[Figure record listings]
|---|

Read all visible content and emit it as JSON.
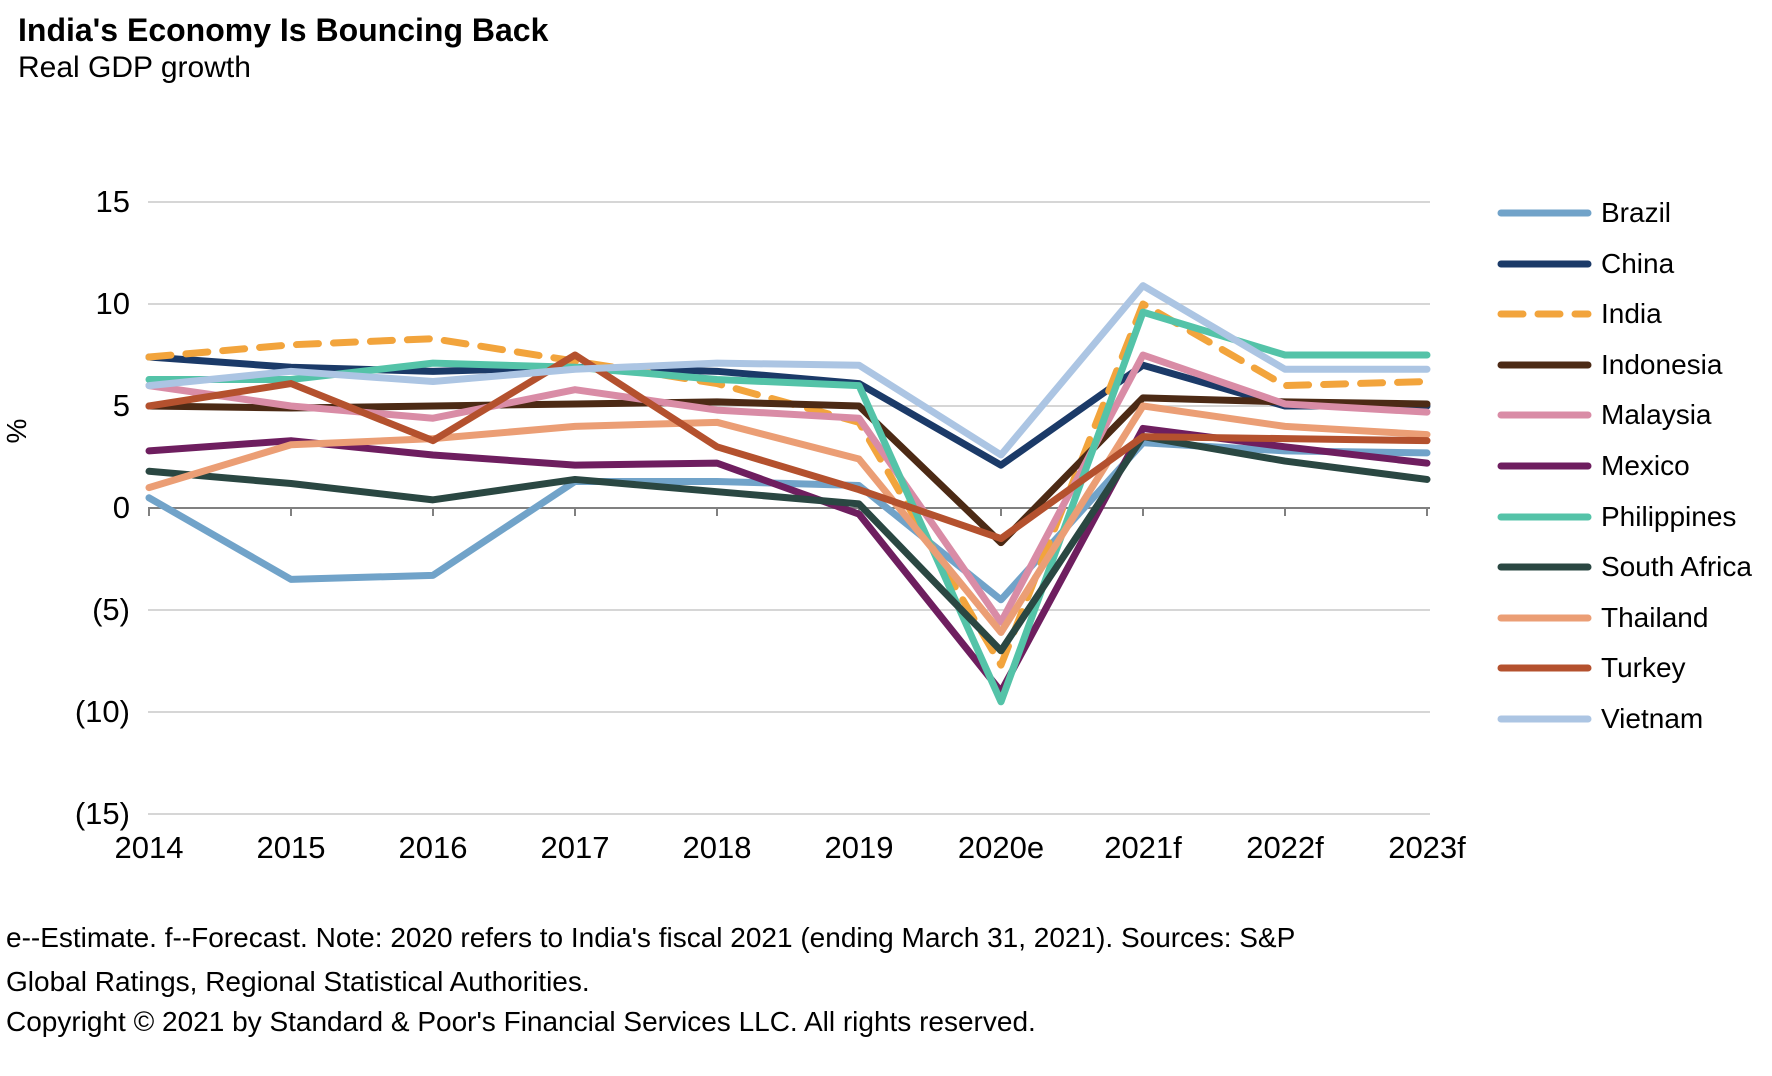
{
  "header": {
    "title": "India's Economy Is Bouncing Back",
    "subtitle": "Real GDP growth"
  },
  "footer": {
    "note_lines": [
      "e--Estimate. f--Forecast. Note: 2020 refers to India's fiscal 2021 (ending March 31, 2021). Sources: S&P",
      "Global Ratings, Regional Statistical Authorities."
    ],
    "copyright": "Copyright © 2021 by Standard & Poor's Financial Services LLC. All rights reserved."
  },
  "colors": {
    "gridline": "#C9C9C9",
    "zero_axis": "#808080",
    "text": "#000000",
    "background": "#FFFFFF"
  },
  "chart_data": {
    "type": "line",
    "title": "India's Economy Is Bouncing Back",
    "subtitle": "Real GDP growth",
    "xlabel": "",
    "ylabel": "%",
    "ylim": [
      -15,
      15
    ],
    "grid": "horizontal",
    "legend_position": "right",
    "categories": [
      "2014",
      "2015",
      "2016",
      "2017",
      "2018",
      "2019",
      "2020e",
      "2021f",
      "2022f",
      "2023f"
    ],
    "yticks": [
      {
        "value": 15,
        "label": "15"
      },
      {
        "value": 10,
        "label": "10"
      },
      {
        "value": 5,
        "label": "5"
      },
      {
        "value": 0,
        "label": "0"
      },
      {
        "value": -5,
        "label": "(5)"
      },
      {
        "value": -10,
        "label": "(10)"
      },
      {
        "value": -15,
        "label": "(15)"
      }
    ],
    "series": [
      {
        "name": "Brazil",
        "color": "#71A3C9",
        "dash": false,
        "values": [
          0.5,
          -3.5,
          -3.3,
          1.3,
          1.3,
          1.1,
          -4.5,
          3.2,
          2.8,
          2.7
        ]
      },
      {
        "name": "China",
        "color": "#1B3A68",
        "dash": false,
        "values": [
          7.4,
          6.9,
          6.7,
          6.9,
          6.7,
          6.1,
          2.1,
          7.0,
          5.0,
          5.0
        ]
      },
      {
        "name": "India",
        "color": "#F2A43C",
        "dash": true,
        "values": [
          7.4,
          8.0,
          8.3,
          7.2,
          6.1,
          4.2,
          -7.7,
          10.0,
          6.0,
          6.2
        ]
      },
      {
        "name": "Indonesia",
        "color": "#4C2A15",
        "dash": false,
        "values": [
          5.0,
          4.9,
          5.0,
          5.1,
          5.2,
          5.0,
          -1.7,
          5.4,
          5.2,
          5.1
        ]
      },
      {
        "name": "Malaysia",
        "color": "#D98CA6",
        "dash": false,
        "values": [
          6.0,
          5.0,
          4.4,
          5.8,
          4.8,
          4.4,
          -5.6,
          7.5,
          5.1,
          4.7
        ]
      },
      {
        "name": "Mexico",
        "color": "#6E1E5F",
        "dash": false,
        "values": [
          2.8,
          3.3,
          2.6,
          2.1,
          2.2,
          -0.3,
          -9.0,
          3.9,
          3.0,
          2.2
        ]
      },
      {
        "name": "Philippines",
        "color": "#54C3A8",
        "dash": false,
        "values": [
          6.3,
          6.3,
          7.1,
          6.9,
          6.3,
          6.0,
          -9.5,
          9.6,
          7.5,
          7.5
        ]
      },
      {
        "name": "South Africa",
        "color": "#2A4742",
        "dash": false,
        "values": [
          1.8,
          1.2,
          0.4,
          1.4,
          0.8,
          0.2,
          -7.0,
          3.5,
          2.3,
          1.4
        ]
      },
      {
        "name": "Thailand",
        "color": "#EB9E75",
        "dash": false,
        "values": [
          1.0,
          3.1,
          3.4,
          4.0,
          4.2,
          2.4,
          -6.1,
          5.0,
          4.0,
          3.6
        ]
      },
      {
        "name": "Turkey",
        "color": "#B4512E",
        "dash": false,
        "values": [
          5.0,
          6.1,
          3.3,
          7.5,
          3.0,
          0.9,
          -1.5,
          3.5,
          3.4,
          3.3
        ]
      },
      {
        "name": "Vietnam",
        "color": "#ACC5E3",
        "dash": false,
        "values": [
          6.0,
          6.7,
          6.2,
          6.8,
          7.1,
          7.0,
          2.6,
          10.9,
          6.8,
          6.8
        ]
      }
    ]
  }
}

|---|

Within the records above, how many lines include the word "growth"? State the number by itself.

● RESPONSE TO THIS EXERCISE:
2